Exercise instructions:
Check each line below for the word "this", and copy those that have it.
((
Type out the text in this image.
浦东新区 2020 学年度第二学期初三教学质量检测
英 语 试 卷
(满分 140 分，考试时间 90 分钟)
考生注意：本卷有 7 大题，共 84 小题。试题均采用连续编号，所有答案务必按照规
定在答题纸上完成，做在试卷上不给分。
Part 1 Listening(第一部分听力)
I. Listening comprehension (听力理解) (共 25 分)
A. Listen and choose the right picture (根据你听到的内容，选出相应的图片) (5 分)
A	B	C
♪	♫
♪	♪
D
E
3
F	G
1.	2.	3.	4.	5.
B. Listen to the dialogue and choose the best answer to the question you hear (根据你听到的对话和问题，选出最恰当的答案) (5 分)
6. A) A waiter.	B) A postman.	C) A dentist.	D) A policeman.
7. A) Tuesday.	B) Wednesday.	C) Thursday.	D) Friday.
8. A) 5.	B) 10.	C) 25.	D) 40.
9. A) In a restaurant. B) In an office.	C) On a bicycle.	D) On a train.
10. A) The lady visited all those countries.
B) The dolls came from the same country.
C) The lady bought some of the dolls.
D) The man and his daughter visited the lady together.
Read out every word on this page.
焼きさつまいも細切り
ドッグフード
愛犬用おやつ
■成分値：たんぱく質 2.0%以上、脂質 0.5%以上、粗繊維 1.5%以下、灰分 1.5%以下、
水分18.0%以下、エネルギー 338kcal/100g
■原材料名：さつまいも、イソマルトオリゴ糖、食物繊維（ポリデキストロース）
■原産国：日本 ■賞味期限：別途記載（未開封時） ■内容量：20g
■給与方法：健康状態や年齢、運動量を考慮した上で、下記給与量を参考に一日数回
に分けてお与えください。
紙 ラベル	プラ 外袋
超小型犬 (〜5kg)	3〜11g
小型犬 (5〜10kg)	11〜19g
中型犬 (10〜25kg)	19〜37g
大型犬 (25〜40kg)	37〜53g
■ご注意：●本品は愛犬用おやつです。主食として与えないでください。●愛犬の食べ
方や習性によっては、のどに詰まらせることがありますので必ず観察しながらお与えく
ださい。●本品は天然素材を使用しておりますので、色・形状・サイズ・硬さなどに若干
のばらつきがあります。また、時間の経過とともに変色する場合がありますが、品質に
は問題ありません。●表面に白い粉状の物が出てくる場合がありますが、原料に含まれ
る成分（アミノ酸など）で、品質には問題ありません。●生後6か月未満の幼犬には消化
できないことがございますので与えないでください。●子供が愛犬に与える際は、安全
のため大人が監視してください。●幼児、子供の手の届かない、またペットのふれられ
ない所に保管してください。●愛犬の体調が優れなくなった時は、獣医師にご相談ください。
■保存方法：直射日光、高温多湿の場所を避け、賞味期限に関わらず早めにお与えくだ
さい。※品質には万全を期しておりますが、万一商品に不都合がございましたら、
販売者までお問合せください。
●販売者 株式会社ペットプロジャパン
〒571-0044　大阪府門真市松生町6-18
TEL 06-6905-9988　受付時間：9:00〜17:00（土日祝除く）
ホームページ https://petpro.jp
))
Answer to the task:
Type out the text in this image.
Read out every word on this page.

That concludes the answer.